§ **Stated problem**
Only the lines holding the string "text" are needed. Copy each one.

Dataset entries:
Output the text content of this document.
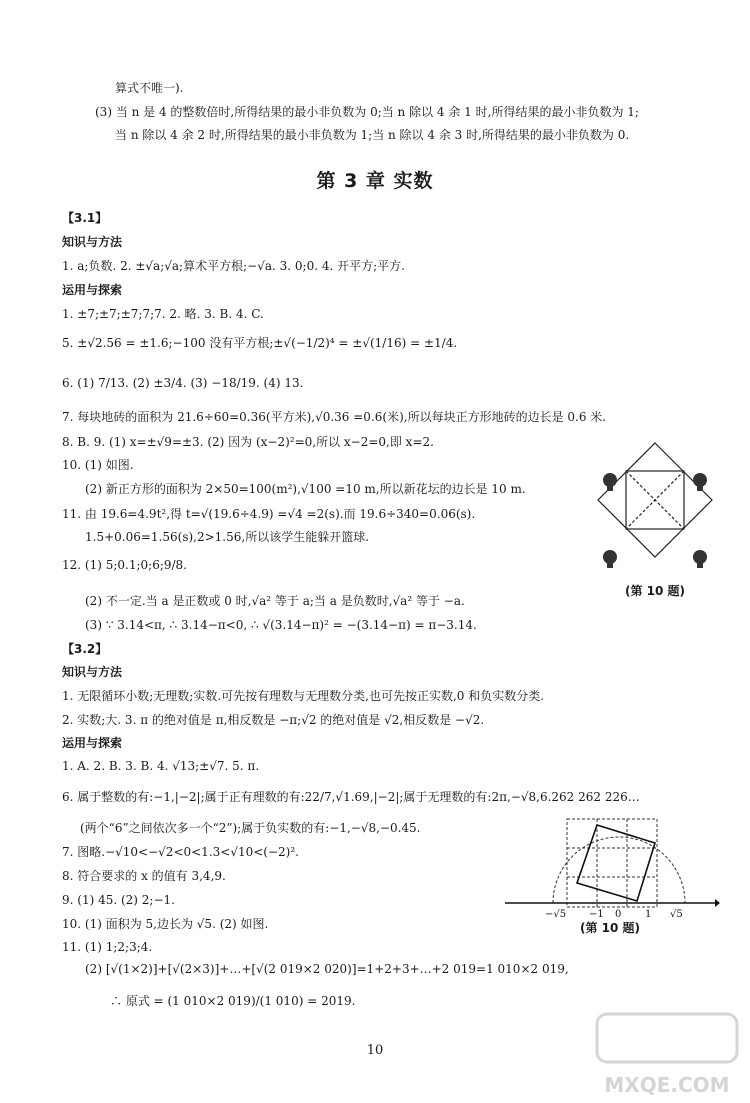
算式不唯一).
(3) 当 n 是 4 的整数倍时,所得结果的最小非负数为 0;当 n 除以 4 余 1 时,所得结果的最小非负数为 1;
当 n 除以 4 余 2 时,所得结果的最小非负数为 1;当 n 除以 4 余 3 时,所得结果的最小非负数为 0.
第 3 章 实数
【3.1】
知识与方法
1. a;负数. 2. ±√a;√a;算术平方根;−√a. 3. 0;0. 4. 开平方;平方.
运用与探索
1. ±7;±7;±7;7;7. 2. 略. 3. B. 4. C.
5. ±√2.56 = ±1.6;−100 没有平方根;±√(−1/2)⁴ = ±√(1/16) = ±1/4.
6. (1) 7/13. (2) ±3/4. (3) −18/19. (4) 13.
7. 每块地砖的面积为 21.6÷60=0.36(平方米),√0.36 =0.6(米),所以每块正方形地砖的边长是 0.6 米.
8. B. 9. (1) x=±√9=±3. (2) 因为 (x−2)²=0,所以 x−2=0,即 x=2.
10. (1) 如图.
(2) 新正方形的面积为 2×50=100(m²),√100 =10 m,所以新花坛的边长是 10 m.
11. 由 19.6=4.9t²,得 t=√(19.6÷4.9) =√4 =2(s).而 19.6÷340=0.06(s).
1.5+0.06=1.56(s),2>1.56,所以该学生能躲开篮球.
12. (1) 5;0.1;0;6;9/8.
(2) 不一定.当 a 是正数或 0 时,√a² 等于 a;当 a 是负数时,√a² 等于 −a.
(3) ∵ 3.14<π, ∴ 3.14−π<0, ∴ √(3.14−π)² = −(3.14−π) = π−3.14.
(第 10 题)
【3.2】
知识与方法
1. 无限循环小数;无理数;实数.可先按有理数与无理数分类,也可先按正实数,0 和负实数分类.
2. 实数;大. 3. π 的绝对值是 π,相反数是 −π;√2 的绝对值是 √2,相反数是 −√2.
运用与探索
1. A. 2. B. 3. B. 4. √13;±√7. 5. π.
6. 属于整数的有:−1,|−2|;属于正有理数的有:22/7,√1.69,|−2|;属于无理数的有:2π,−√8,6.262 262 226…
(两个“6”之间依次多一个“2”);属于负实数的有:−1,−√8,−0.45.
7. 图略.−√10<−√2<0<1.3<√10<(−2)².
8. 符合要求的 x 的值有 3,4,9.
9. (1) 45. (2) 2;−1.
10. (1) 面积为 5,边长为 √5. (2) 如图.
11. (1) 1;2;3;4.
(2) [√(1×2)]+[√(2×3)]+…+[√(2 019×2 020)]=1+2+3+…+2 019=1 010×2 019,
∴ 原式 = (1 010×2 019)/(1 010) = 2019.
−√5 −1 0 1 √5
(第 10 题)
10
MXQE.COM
--
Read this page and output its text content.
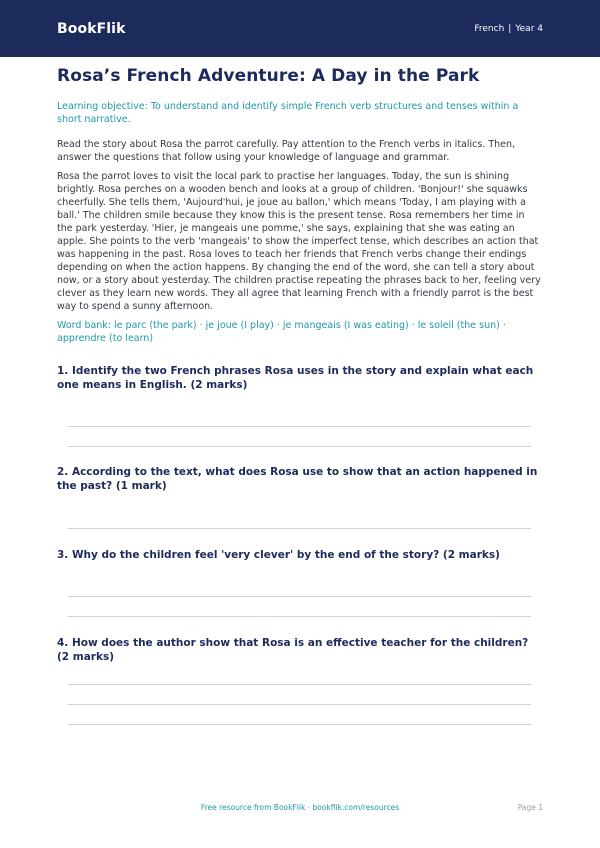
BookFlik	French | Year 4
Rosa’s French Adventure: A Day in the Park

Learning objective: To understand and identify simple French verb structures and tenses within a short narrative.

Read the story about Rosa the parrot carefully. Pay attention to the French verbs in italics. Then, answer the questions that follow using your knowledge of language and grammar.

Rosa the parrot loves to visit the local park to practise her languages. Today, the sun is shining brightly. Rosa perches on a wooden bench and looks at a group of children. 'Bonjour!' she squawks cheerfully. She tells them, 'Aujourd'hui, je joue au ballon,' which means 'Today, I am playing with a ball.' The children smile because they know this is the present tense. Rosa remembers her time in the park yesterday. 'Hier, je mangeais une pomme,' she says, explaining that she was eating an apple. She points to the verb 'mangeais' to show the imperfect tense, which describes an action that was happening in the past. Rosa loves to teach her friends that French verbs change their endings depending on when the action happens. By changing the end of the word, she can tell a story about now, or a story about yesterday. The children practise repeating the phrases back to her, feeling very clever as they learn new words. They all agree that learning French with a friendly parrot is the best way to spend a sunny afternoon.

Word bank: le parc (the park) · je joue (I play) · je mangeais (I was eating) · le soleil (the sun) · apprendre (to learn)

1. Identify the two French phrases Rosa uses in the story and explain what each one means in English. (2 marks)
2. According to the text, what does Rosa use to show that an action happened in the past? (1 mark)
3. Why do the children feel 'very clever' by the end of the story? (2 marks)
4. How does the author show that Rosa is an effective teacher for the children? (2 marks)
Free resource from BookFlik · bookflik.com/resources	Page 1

§ **Response to the exercise**
Output the text content of this document.
Read this page and output its text content.
2. According to the text, what does Rosa use to show that an action happened in the past? (1 mark)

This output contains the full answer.